WHAT THE TASK ASKS: Reproduce the data below in full and exclude every picture.

---------------

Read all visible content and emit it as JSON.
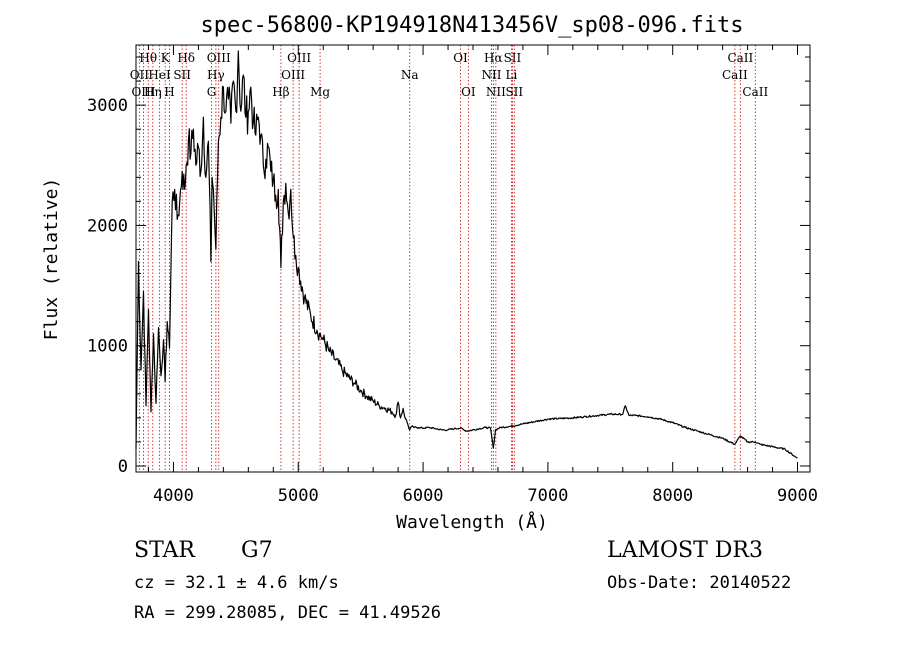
{
  "chart_data": {
    "type": "line",
    "title": "spec-56800-KP194918N413456V_sp08-096.fits",
    "xlabel": "Wavelength (Å)",
    "ylabel": "Flux (relative)",
    "xlim": [
      3700,
      9100
    ],
    "ylim": [
      -50,
      3500
    ],
    "xticks": [
      4000,
      5000,
      6000,
      7000,
      8000,
      9000
    ],
    "yticks": [
      0,
      1000,
      2000,
      3000
    ],
    "x_minor_step": 200,
    "y_minor_step": 200,
    "series": [
      {
        "name": "spectrum",
        "x": [
          3700,
          3720,
          3740,
          3760,
          3780,
          3800,
          3820,
          3840,
          3860,
          3880,
          3900,
          3920,
          3933,
          3950,
          3968,
          3990,
          4010,
          4030,
          4050,
          4070,
          4090,
          4102,
          4120,
          4140,
          4160,
          4180,
          4200,
          4220,
          4240,
          4260,
          4280,
          4300,
          4310,
          4320,
          4340,
          4360,
          4380,
          4400,
          4420,
          4440,
          4460,
          4480,
          4500,
          4520,
          4540,
          4560,
          4580,
          4600,
          4620,
          4640,
          4660,
          4680,
          4700,
          4720,
          4740,
          4760,
          4780,
          4800,
          4820,
          4840,
          4861,
          4880,
          4900,
          4920,
          4940,
          4960,
          4980,
          5000,
          5050,
          5100,
          5150,
          5170,
          5200,
          5250,
          5300,
          5350,
          5400,
          5450,
          5500,
          5550,
          5600,
          5650,
          5700,
          5750,
          5780,
          5800,
          5820,
          5840,
          5860,
          5880,
          5893,
          5910,
          5930,
          5960,
          6000,
          6050,
          6100,
          6150,
          6200,
          6250,
          6300,
          6350,
          6400,
          6450,
          6500,
          6540,
          6563,
          6580,
          6620,
          6700,
          6800,
          6900,
          7000,
          7100,
          7200,
          7300,
          7400,
          7500,
          7600,
          7620,
          7650,
          7700,
          7800,
          7900,
          8000,
          8100,
          8200,
          8300,
          8400,
          8498,
          8542,
          8600,
          8662,
          8700,
          8800,
          8900,
          8990,
          9000
        ],
        "y": [
          140,
          1700,
          800,
          1450,
          500,
          1300,
          450,
          1100,
          520,
          1150,
          750,
          1050,
          700,
          1200,
          980,
          2200,
          2300,
          2050,
          2200,
          2450,
          2300,
          2500,
          2700,
          2600,
          2800,
          2500,
          2650,
          2450,
          2900,
          2400,
          2700,
          1700,
          2400,
          2300,
          1800,
          2700,
          2900,
          3150,
          2950,
          3050,
          2850,
          3200,
          2950,
          3450,
          2950,
          3250,
          2900,
          2950,
          3150,
          2850,
          2750,
          2900,
          2750,
          2500,
          2550,
          2650,
          2450,
          2380,
          2250,
          2300,
          1650,
          2200,
          2350,
          2100,
          2300,
          1900,
          1750,
          1650,
          1400,
          1250,
          1130,
          1100,
          1050,
          950,
          880,
          800,
          740,
          690,
          630,
          580,
          540,
          500,
          480,
          450,
          420,
          530,
          400,
          480,
          390,
          340,
          300,
          330,
          320,
          320,
          315,
          320,
          310,
          300,
          300,
          310,
          315,
          290,
          300,
          310,
          320,
          315,
          150,
          300,
          320,
          330,
          350,
          370,
          390,
          395,
          400,
          410,
          420,
          430,
          430,
          500,
          420,
          420,
          410,
          390,
          360,
          320,
          290,
          260,
          230,
          180,
          250,
          200,
          200,
          180,
          160,
          140,
          70,
          70
        ]
      }
    ],
    "lines": [
      {
        "label": "Hθ",
        "x": 3798,
        "row": 1
      },
      {
        "label": "OII",
        "x": 3727,
        "row": 2
      },
      {
        "label": "OIII",
        "x": 3760,
        "row": 3
      },
      {
        "label": "K",
        "x": 3934,
        "row": 1
      },
      {
        "label": "HeI",
        "x": 3889,
        "row": 2
      },
      {
        "label": "Hη",
        "x": 3835,
        "row": 3
      },
      {
        "label": "SII",
        "x": 4070,
        "row": 2
      },
      {
        "label": "H",
        "x": 3968,
        "row": 3
      },
      {
        "label": "Hδ",
        "x": 4102,
        "row": 1
      },
      {
        "label": "OIII",
        "x": 4363,
        "row": 1
      },
      {
        "label": "Hγ",
        "x": 4340,
        "row": 2
      },
      {
        "label": "G",
        "x": 4305,
        "row": 3
      },
      {
        "label": "OIII",
        "x": 5007,
        "row": 1
      },
      {
        "label": "OIII",
        "x": 4959,
        "row": 2
      },
      {
        "label": "Hβ",
        "x": 4861,
        "row": 3
      },
      {
        "label": "Mg",
        "x": 5175,
        "row": 3
      },
      {
        "label": "Na",
        "x": 5893,
        "row": 2
      },
      {
        "label": "OI",
        "x": 6300,
        "row": 1
      },
      {
        "label": "OI",
        "x": 6363,
        "row": 3
      },
      {
        "label": "Hα",
        "x": 6563,
        "row": 1
      },
      {
        "label": "SII",
        "x": 6716,
        "row": 1
      },
      {
        "label": "NII",
        "x": 6548,
        "row": 2
      },
      {
        "label": "Li",
        "x": 6708,
        "row": 2
      },
      {
        "label": "NII",
        "x": 6583,
        "row": 3
      },
      {
        "label": "SII",
        "x": 6731,
        "row": 3
      },
      {
        "label": "CaII",
        "x": 8542,
        "row": 1
      },
      {
        "label": "CaII",
        "x": 8498,
        "row": 2
      },
      {
        "label": "CaII",
        "x": 8662,
        "row": 3
      }
    ]
  },
  "info": {
    "object_class": "STAR",
    "subclass": "G7",
    "survey": "LAMOST DR3",
    "cz": "cz = 32.1 ± 4.6 km/s",
    "obs_date": "Obs-Date: 20140522",
    "coords": "RA = 299.28085, DEC =  41.49526"
  }
}
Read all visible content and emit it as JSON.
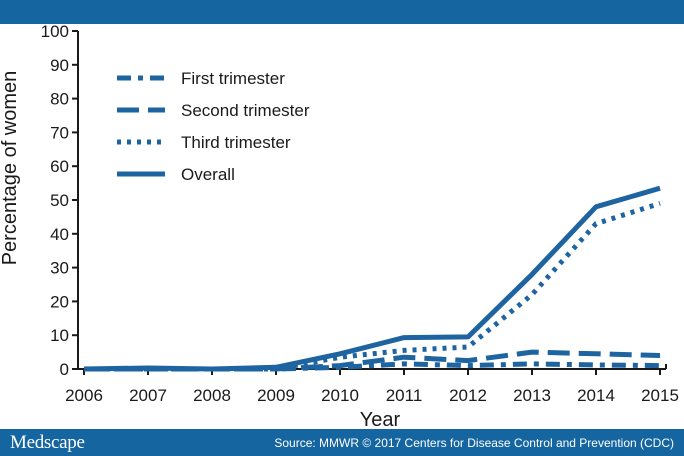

---------------

EXERCISE SOLUTION:
Read all visible content and emit it as JSON.
{
  "chart_data": {
    "type": "line",
    "title": "spec-56800-KP194918N413456V_sp08-096.fits",
    "xlabel": "Wavelength (Å)",
    "ylabel": "Flux (relative)",
    "xlim": [
      3700,
      9100
    ],
    "ylim": [
      -50,
      3500
    ],
    "xticks": [
      4000,
      5000,
      6000,
      7000,
      8000,
      9000
    ],
    "yticks": [
      0,
      1000,
      2000,
      3000
    ],
    "x_minor_step": 200,
    "y_minor_step": 200,
    "series": [
      {
        "name": "spectrum",
        "x": [
          3700,
          3720,
          3740,
          3760,
          3780,
          3800,
          3820,
          3840,
          3860,
          3880,
          3900,
          3920,
          3933,
          3950,
          3968,
          3990,
          4010,
          4030,
          4050,
          4070,
          4090,
          4102,
          4120,
          4140,
          4160,
          4180,
          4200,
          4220,
          4240,
          4260,
          4280,
          4300,
          4310,
          4320,
          4340,
          4360,
          4380,
          4400,
          4420,
          4440,
          4460,
          4480,
          4500,
          4520,
          4540,
          4560,
          4580,
          4600,
          4620,
          4640,
          4660,
          4680,
          4700,
          4720,
          4740,
          4760,
          4780,
          4800,
          4820,
          4840,
          4861,
          4880,
          4900,
          4920,
          4940,
          4960,
          4980,
          5000,
          5050,
          5100,
          5150,
          5170,
          5200,
          5250,
          5300,
          5350,
          5400,
          5450,
          5500,
          5550,
          5600,
          5650,
          5700,
          5750,
          5780,
          5800,
          5820,
          5840,
          5860,
          5880,
          5893,
          5910,
          5930,
          5960,
          6000,
          6050,
          6100,
          6150,
          6200,
          6250,
          6300,
          6350,
          6400,
          6450,
          6500,
          6540,
          6563,
          6580,
          6620,
          6700,
          6800,
          6900,
          7000,
          7100,
          7200,
          7300,
          7400,
          7500,
          7600,
          7620,
          7650,
          7700,
          7800,
          7900,
          8000,
          8100,
          8200,
          8300,
          8400,
          8498,
          8542,
          8600,
          8662,
          8700,
          8800,
          8900,
          8990,
          9000
        ],
        "y": [
          140,
          1700,
          800,
          1450,
          500,
          1300,
          450,
          1100,
          520,
          1150,
          750,
          1050,
          700,
          1200,
          980,
          2200,
          2300,
          2050,
          2200,
          2450,
          2300,
          2500,
          2700,
          2600,
          2800,
          2500,
          2650,
          2450,
          2900,
          2400,
          2700,
          1700,
          2400,
          2300,
          1800,
          2700,
          2900,
          3150,
          2950,
          3050,
          2850,
          3200,
          2950,
          3450,
          2950,
          3250,
          2900,
          2950,
          3150,
          2850,
          2750,
          2900,
          2750,
          2500,
          2550,
          2650,
          2450,
          2380,
          2250,
          2300,
          1650,
          2200,
          2350,
          2100,
          2300,
          1900,
          1750,
          1650,
          1400,
          1250,
          1130,
          1100,
          1050,
          950,
          880,
          800,
          740,
          690,
          630,
          580,
          540,
          500,
          480,
          450,
          420,
          530,
          400,
          480,
          390,
          340,
          300,
          330,
          320,
          320,
          315,
          320,
          310,
          300,
          300,
          310,
          315,
          290,
          300,
          310,
          320,
          315,
          150,
          300,
          320,
          330,
          350,
          370,
          390,
          395,
          400,
          410,
          420,
          430,
          430,
          500,
          420,
          420,
          410,
          390,
          360,
          320,
          290,
          260,
          230,
          180,
          250,
          200,
          200,
          180,
          160,
          140,
          70,
          70
        ]
      }
    ],
    "lines": [
      {
        "label": "Hθ",
        "x": 3798,
        "row": 1
      },
      {
        "label": "OII",
        "x": 3727,
        "row": 2
      },
      {
        "label": "OIII",
        "x": 3760,
        "row": 3
      },
      {
        "label": "K",
        "x": 3934,
        "row": 1
      },
      {
        "label": "HeI",
        "x": 3889,
        "row": 2
      },
      {
        "label": "Hη",
        "x": 3835,
        "row": 3
      },
      {
        "label": "SII",
        "x": 4070,
        "row": 2
      },
      {
        "label": "H",
        "x": 3968,
        "row": 3
      },
      {
        "label": "Hδ",
        "x": 4102,
        "row": 1
      },
      {
        "label": "OIII",
        "x": 4363,
        "row": 1
      },
      {
        "label": "Hγ",
        "x": 4340,
        "row": 2
      },
      {
        "label": "G",
        "x": 4305,
        "row": 3
      },
      {
        "label": "OIII",
        "x": 5007,
        "row": 1
      },
      {
        "label": "OIII",
        "x": 4959,
        "row": 2
      },
      {
        "label": "Hβ",
        "x": 4861,
        "row": 3
      },
      {
        "label": "Mg",
        "x": 5175,
        "row": 3
      },
      {
        "label": "Na",
        "x": 5893,
        "row": 2
      },
      {
        "label": "OI",
        "x": 6300,
        "row": 1
      },
      {
        "label": "OI",
        "x": 6363,
        "row": 3
      },
      {
        "label": "Hα",
        "x": 6563,
        "row": 1
      },
      {
        "label": "SII",
        "x": 6716,
        "row": 1
      },
      {
        "label": "NII",
        "x": 6548,
        "row": 2
      },
      {
        "label": "Li",
        "x": 6708,
        "row": 2
      },
      {
        "label": "NII",
        "x": 6583,
        "row": 3
      },
      {
        "label": "SII",
        "x": 6731,
        "row": 3
      },
      {
        "label": "CaII",
        "x": 8542,
        "row": 1
      },
      {
        "label": "CaII",
        "x": 8498,
        "row": 2
      },
      {
        "label": "CaII",
        "x": 8662,
        "row": 3
      }
    ]
  },
  "info": {
    "object_class": "STAR",
    "subclass": "G7",
    "survey": "LAMOST DR3",
    "cz": "cz = 32.1 ± 4.6 km/s",
    "obs_date": "Obs-Date: 20140522",
    "coords": "RA = 299.28085, DEC =  41.49526"
  }
}
Read all visible content and emit it as JSON.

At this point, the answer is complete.